An und für sich ist Fist of legend eine gelungene Neuinterpretation und für Fans durchaus sehenswert: 6-7 Punkte wahrscheinlich irgendwie richtig.
Todesgrüße aus Shanghai ist ganz klar der unmittelbarere bessere Film in jeder Hinsicht: locker 9 Punkte
Letztlich die Notwendigkeit weiterer Bruce Lee Remakes:
Der Mann hat ganze vier Filme gedreht: The Big Boss ist von denen am schlechtetsten gealtert und wurde in diversen Quasi-remakes schon gebührend neu verfilmt. Aber das ist ein Stoff, den man immer wieder neu verfilmen kann.
Todesgrüße aus Shanghai wurde hier gerade besprochen.
Die Todeskralle schlägt wieder zu halte ich persönlich für ganz schlecht geeignet neu verfilmt zu werden. Zumal das finale Duell mit Chuck Norris auch heute noch sensationell gut aussieht.

****************

Nimm den Text über Bruce Lees Filme und ihre Remakes wieder auf und schreibe ihn im Anschluss an den letzten Satz weiter.

(Annotationen der Layoutelemente)
****************

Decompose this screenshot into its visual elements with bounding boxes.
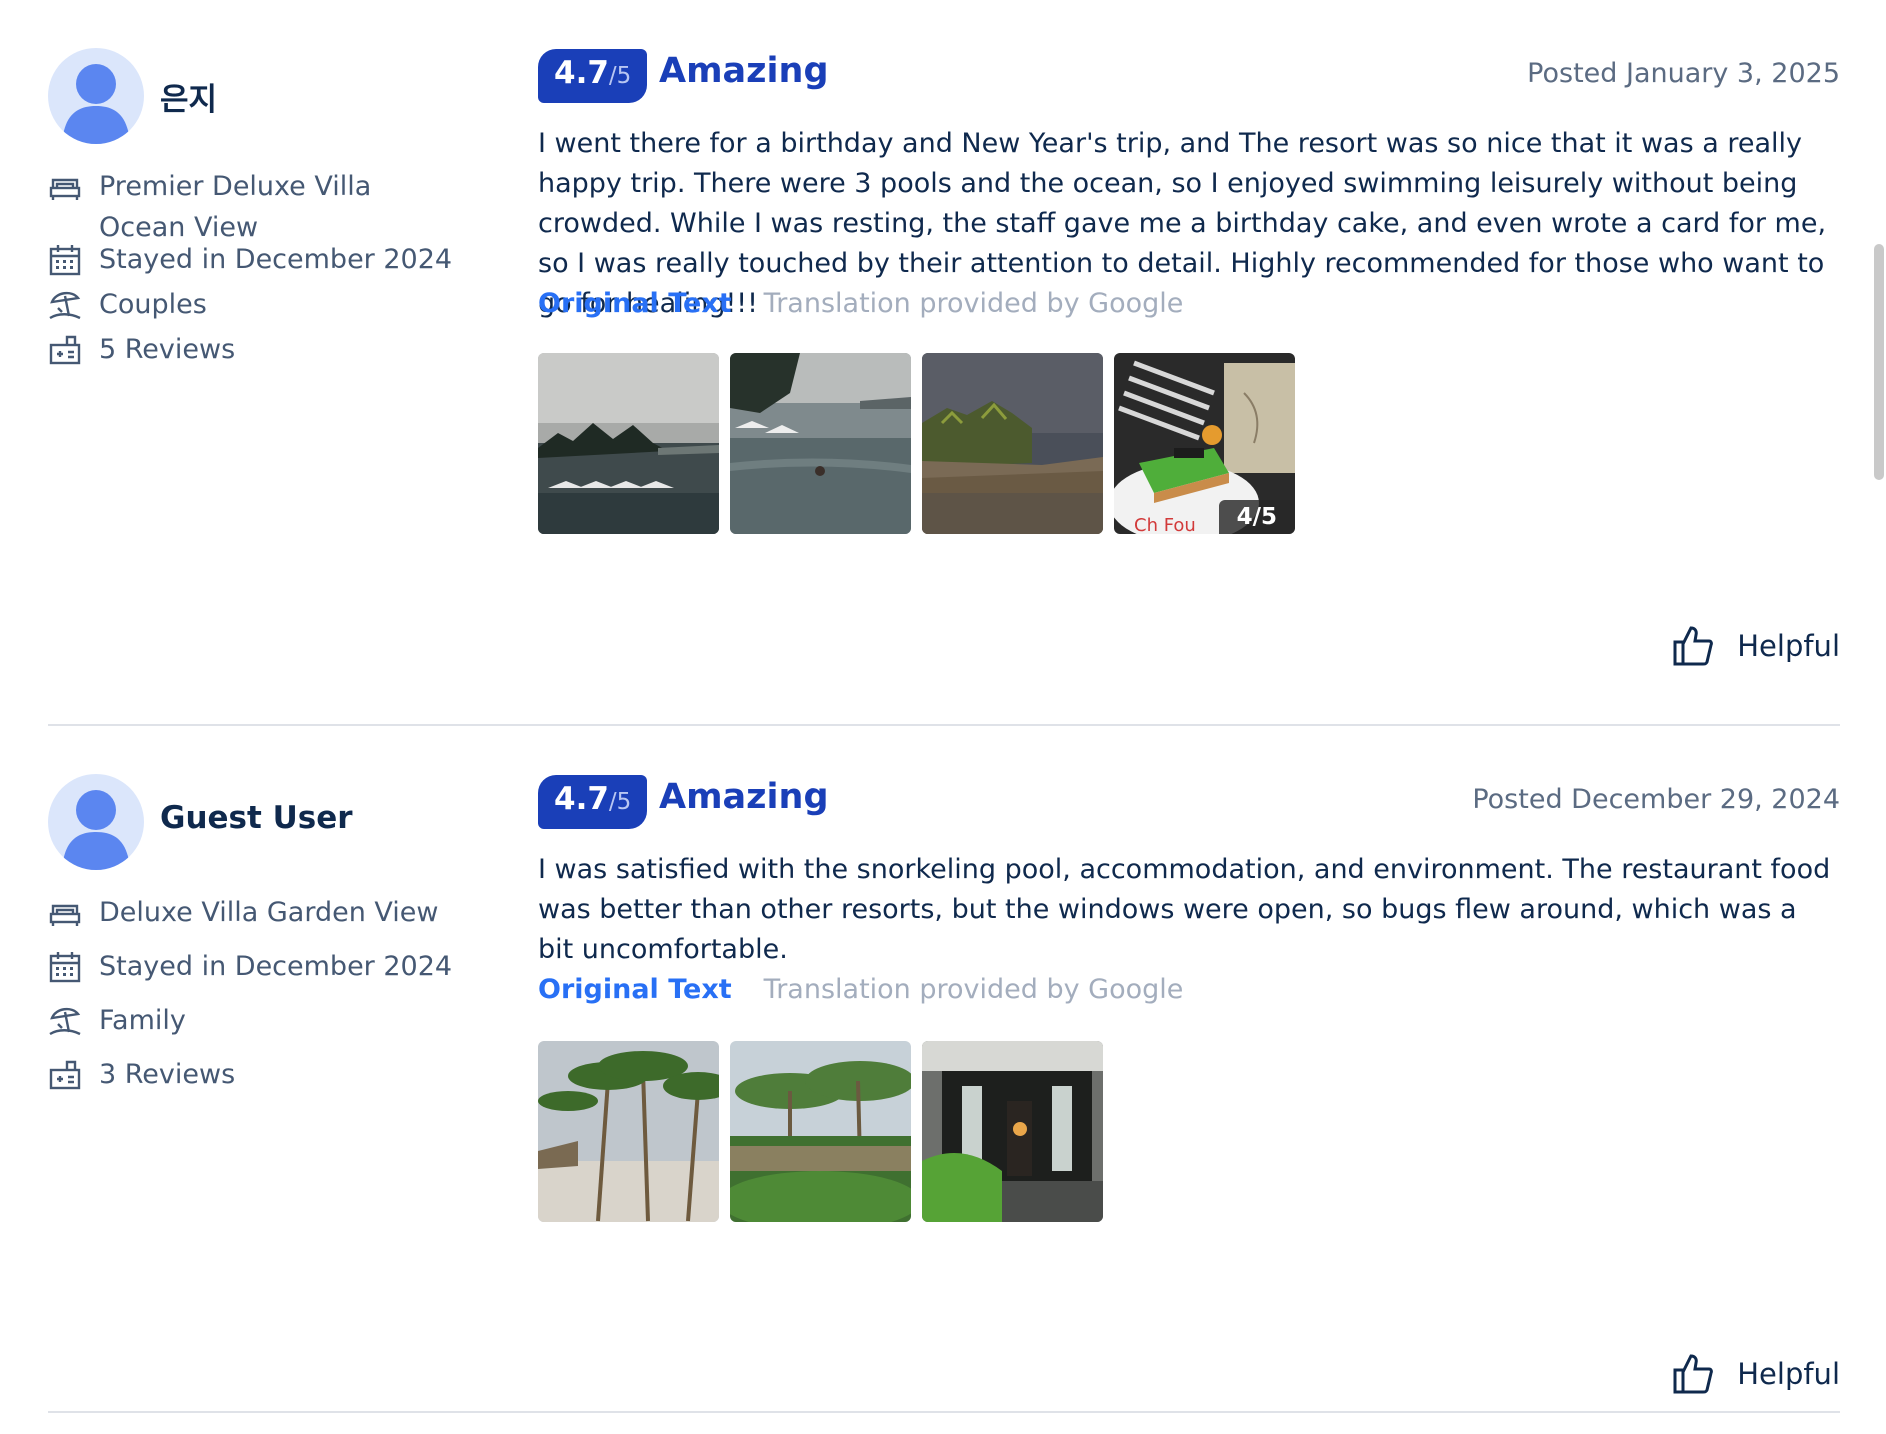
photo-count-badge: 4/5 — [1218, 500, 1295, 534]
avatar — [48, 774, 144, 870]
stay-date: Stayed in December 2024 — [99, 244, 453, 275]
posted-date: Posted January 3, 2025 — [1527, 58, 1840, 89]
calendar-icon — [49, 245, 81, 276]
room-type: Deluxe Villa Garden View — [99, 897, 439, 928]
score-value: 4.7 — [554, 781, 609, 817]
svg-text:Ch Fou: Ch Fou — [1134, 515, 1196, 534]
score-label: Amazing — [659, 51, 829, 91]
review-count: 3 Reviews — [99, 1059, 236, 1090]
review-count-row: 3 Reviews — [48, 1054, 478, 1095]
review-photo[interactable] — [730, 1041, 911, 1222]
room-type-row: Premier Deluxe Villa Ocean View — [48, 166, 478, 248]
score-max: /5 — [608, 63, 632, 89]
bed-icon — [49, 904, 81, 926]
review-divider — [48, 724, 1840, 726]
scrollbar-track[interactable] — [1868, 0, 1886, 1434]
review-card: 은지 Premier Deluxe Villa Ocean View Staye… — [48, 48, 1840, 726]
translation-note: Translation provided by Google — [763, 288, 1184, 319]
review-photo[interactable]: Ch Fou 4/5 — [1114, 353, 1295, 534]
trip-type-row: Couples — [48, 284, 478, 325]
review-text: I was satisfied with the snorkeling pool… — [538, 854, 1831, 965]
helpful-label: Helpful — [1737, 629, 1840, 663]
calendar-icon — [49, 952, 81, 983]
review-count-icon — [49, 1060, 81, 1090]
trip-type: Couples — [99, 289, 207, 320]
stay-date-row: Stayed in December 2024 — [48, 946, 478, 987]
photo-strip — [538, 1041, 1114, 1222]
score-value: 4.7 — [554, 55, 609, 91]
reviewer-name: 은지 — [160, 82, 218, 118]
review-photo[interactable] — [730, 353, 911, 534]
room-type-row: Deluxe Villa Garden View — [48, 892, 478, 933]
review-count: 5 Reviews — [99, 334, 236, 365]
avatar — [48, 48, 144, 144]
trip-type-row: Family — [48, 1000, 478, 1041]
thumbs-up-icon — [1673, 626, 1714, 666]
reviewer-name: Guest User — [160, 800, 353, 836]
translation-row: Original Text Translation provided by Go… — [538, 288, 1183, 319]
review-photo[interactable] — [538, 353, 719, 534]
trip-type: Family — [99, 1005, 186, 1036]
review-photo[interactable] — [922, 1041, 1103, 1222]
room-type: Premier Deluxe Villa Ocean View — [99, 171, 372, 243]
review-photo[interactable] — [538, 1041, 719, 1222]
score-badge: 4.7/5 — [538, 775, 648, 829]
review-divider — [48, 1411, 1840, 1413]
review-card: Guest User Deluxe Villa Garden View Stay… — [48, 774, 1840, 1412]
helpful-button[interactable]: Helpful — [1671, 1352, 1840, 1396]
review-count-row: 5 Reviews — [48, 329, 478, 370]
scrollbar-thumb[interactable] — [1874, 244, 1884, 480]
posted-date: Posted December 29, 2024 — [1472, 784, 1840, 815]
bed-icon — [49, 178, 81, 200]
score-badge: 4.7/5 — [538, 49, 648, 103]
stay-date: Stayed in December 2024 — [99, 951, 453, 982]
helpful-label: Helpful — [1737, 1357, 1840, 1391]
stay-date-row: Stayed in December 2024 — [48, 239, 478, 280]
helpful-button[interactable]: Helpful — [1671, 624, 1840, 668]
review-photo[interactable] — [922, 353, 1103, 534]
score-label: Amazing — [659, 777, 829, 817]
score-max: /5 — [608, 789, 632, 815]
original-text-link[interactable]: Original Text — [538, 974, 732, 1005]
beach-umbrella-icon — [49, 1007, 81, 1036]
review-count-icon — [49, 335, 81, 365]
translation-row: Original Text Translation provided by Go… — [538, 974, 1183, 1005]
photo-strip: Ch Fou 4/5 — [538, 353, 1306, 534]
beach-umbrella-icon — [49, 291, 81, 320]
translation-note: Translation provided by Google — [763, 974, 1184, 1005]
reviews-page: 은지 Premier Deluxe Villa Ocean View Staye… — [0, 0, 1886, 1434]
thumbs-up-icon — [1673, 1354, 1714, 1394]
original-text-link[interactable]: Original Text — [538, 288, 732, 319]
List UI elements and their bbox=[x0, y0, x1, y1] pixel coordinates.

****************

Antwort:
Der Mann mit der Todeskralle hat mehrere Gleichberechtigungsmessages und auch eine legendäre Inszenierung. Es mag gerade heutzutage sinnhaft erscheinen, das anzugehen, dann würde ich das Thema aber eher bei einem wie Ang Lee verankern, der vor allem mit Tiger and Dragon beweisen konnte, dass er Kampfsport und Zeitgeist vereinen kann als bei einem David Leitch, der bisher eher durch handwerkliche Perfektion in seinen Choreografien glänzen konnte. Aber da ich nicht glaube, dass Ang Lee dafür Interesse hat und ich auch mit Spannung auf seine anderen Werke warte, gibt es für mich eigentlich keinen anderen derzeitigen Regisseur, dem ich ein adäquates Remake zutraue. Daher würde es mich freuen, wenn man die Finger von lässt.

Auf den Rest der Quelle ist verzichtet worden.